WHAT YOU SHOULD DO:
Look through the material below. Copy every line with the string "China" in it.

----------

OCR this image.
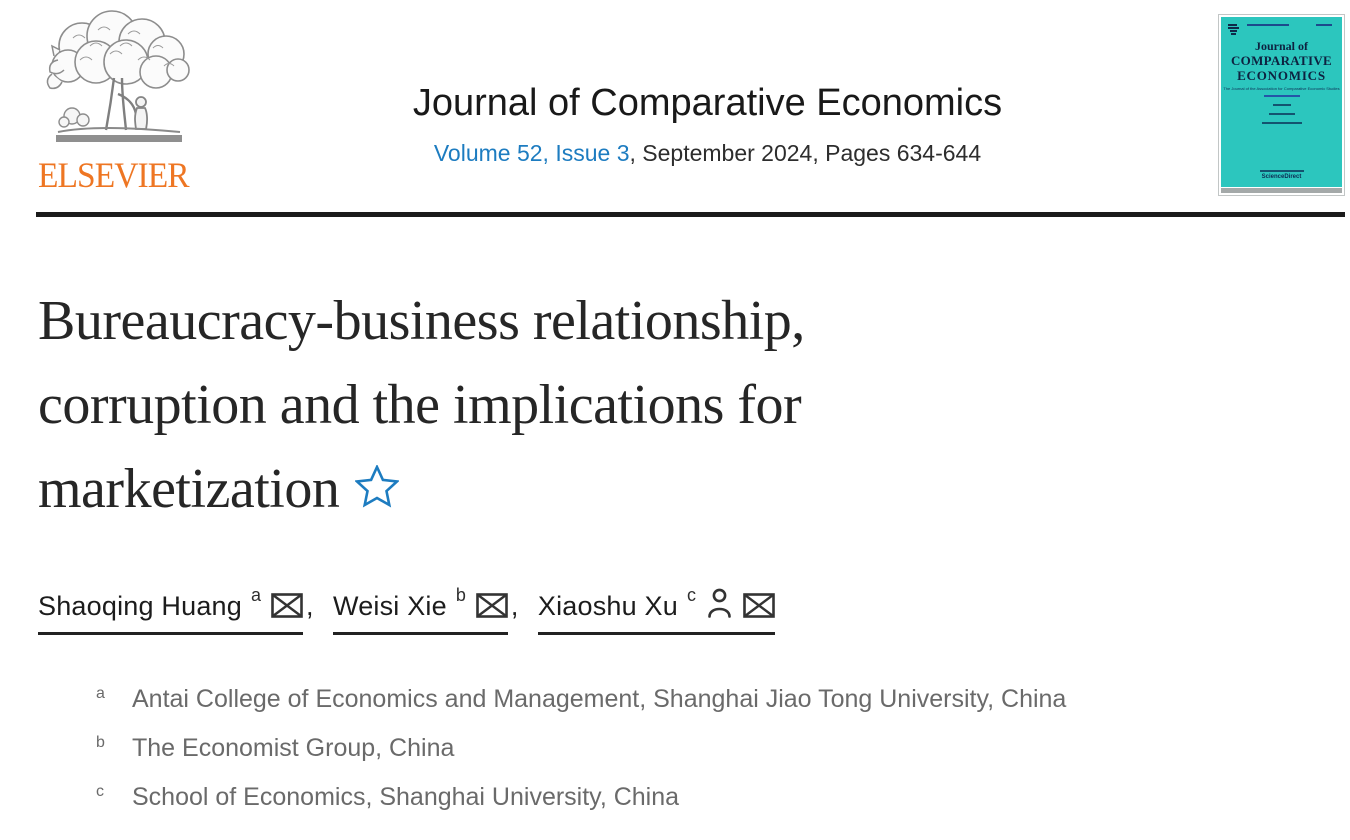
ELSEVIER
Journal of Comparative Economics
Volume 52, Issue 3, September 2024, Pages 634-644
Journal of
COMPARATIVE
ECONOMICS
The Journal of the Association for Comparative Economic Studies
ScienceDirect
Bureaucracy-business relationship,
corruption and the implications for
marketization
Shaoqing Huang $^a$ , Weisi Xie $^b$ , Xiaoshu Xu $^c$
a Antai College of Economics and Management, Shanghai Jiao Tong University, China
b The Economist Group, China
c	School of Economics, Shanghai University, China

----------

PROBLEM SOLUTION:
a Antai College of Economics and Management, Shanghai Jiao Tong University, China
b The Economist Group, China
c	School of Economics, Shanghai University, China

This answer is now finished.